— DATA FOR THIS EXERCISE —
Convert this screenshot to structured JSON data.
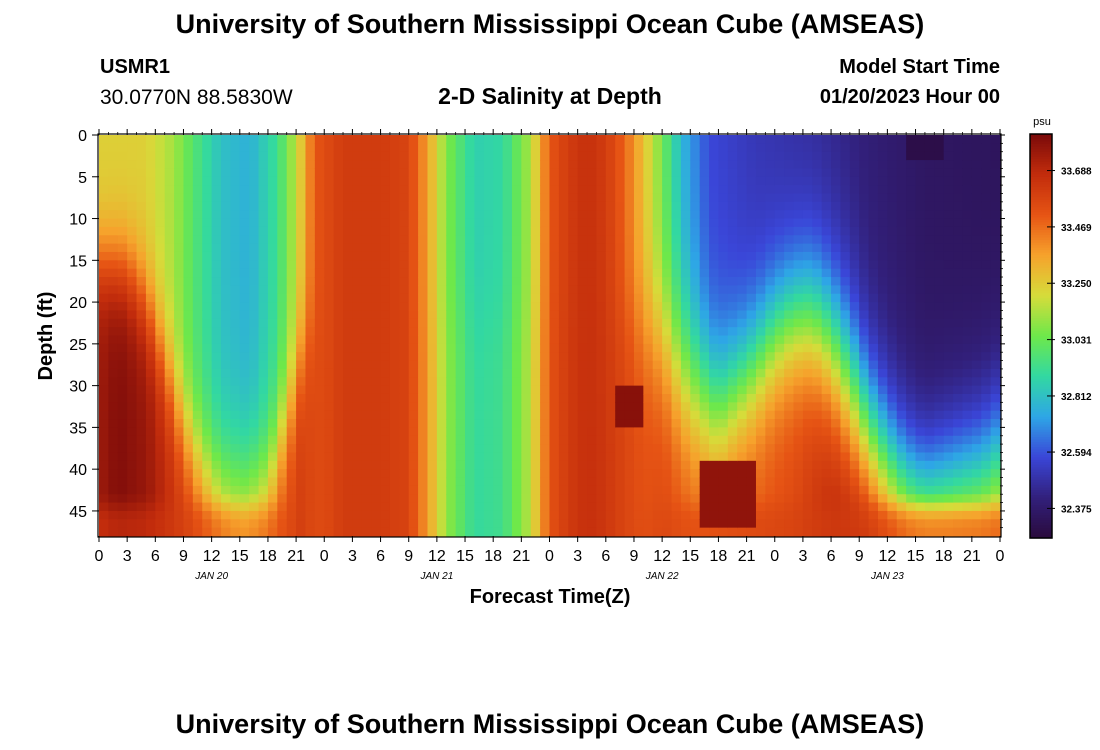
{
  "header": {
    "title": "University of Southern Mississippi Ocean Cube (AMSEAS)",
    "station_id": "USMR1",
    "coordinates": "30.0770N  88.5830W",
    "model_start_label": "Model Start Time",
    "model_start_value": "01/20/2023 Hour 00"
  },
  "footer": {
    "title": "University of Southern Mississippi Ocean Cube (AMSEAS)"
  },
  "colors": {
    "background": "#ffffff",
    "colormap": [
      "#2a0a3c",
      "#32207c",
      "#3a46d8",
      "#2ea6e6",
      "#32d8a2",
      "#6ee84a",
      "#d6dc3a",
      "#f6a22c",
      "#e65414",
      "#c22c0c",
      "#7a0a0a"
    ]
  },
  "chart_data": {
    "type": "heatmap",
    "title": "2-D Salinity at Depth",
    "xlabel": "Forecast Time(Z)",
    "ylabel": "Depth (ft)",
    "x_tick_labels": [
      "0",
      "3",
      "6",
      "9",
      "12",
      "15",
      "18",
      "21",
      "0",
      "3",
      "6",
      "9",
      "12",
      "15",
      "18",
      "21",
      "0",
      "3",
      "6",
      "9",
      "12",
      "15",
      "18",
      "21",
      "0",
      "3",
      "6",
      "9",
      "12",
      "15",
      "18",
      "21",
      "0"
    ],
    "day_labels": [
      "JAN 20",
      "JAN 21",
      "JAN 22",
      "JAN 23"
    ],
    "y_tick_labels": [
      "0",
      "5",
      "10",
      "15",
      "20",
      "25",
      "30",
      "35",
      "40",
      "45"
    ],
    "y_ticks": [
      0,
      5,
      10,
      15,
      20,
      25,
      30,
      35,
      40,
      45
    ],
    "ylim": [
      0,
      48
    ],
    "xlim_hours": [
      0,
      96
    ],
    "colorbar": {
      "unit": "psu",
      "labels": [
        "33.688",
        "33.469",
        "33.250",
        "33.031",
        "32.812",
        "32.594",
        "32.375"
      ],
      "values": [
        33.688,
        33.469,
        33.25,
        33.031,
        32.812,
        32.594,
        32.375
      ],
      "range": [
        32.26,
        33.83
      ]
    }
  }
}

— DIRECTIONS —
Set down the lines of the records above exactly, apart from the pictures.

— RESPONSE BELOW —
Convert this screenshot to structured JSON data.
{
  "header": {
    "title": "University of Southern Mississippi Ocean Cube (AMSEAS)",
    "station_id": "USMR1",
    "coordinates": "30.0770N  88.5830W",
    "model_start_label": "Model Start Time",
    "model_start_value": "01/20/2023 Hour 00"
  },
  "footer": {
    "title": "University of Southern Mississippi Ocean Cube (AMSEAS)"
  },
  "colors": {
    "background": "#ffffff",
    "colormap": [
      "#2a0a3c",
      "#32207c",
      "#3a46d8",
      "#2ea6e6",
      "#32d8a2",
      "#6ee84a",
      "#d6dc3a",
      "#f6a22c",
      "#e65414",
      "#c22c0c",
      "#7a0a0a"
    ]
  },
  "chart_data": {
    "type": "heatmap",
    "title": "2-D Salinity at Depth",
    "xlabel": "Forecast Time(Z)",
    "ylabel": "Depth (ft)",
    "x_tick_labels": [
      "0",
      "3",
      "6",
      "9",
      "12",
      "15",
      "18",
      "21",
      "0",
      "3",
      "6",
      "9",
      "12",
      "15",
      "18",
      "21",
      "0",
      "3",
      "6",
      "9",
      "12",
      "15",
      "18",
      "21",
      "0",
      "3",
      "6",
      "9",
      "12",
      "15",
      "18",
      "21",
      "0"
    ],
    "day_labels": [
      "JAN 20",
      "JAN 21",
      "JAN 22",
      "JAN 23"
    ],
    "y_tick_labels": [
      "0",
      "5",
      "10",
      "15",
      "20",
      "25",
      "30",
      "35",
      "40",
      "45"
    ],
    "y_ticks": [
      0,
      5,
      10,
      15,
      20,
      25,
      30,
      35,
      40,
      45
    ],
    "ylim": [
      0,
      48
    ],
    "xlim_hours": [
      0,
      96
    ],
    "colorbar": {
      "unit": "psu",
      "labels": [
        "33.688",
        "33.469",
        "33.250",
        "33.031",
        "32.812",
        "32.594",
        "32.375"
      ],
      "values": [
        33.688,
        33.469,
        33.25,
        33.031,
        32.812,
        32.594,
        32.375
      ],
      "range": [
        32.26,
        33.83
      ]
    }
  }
}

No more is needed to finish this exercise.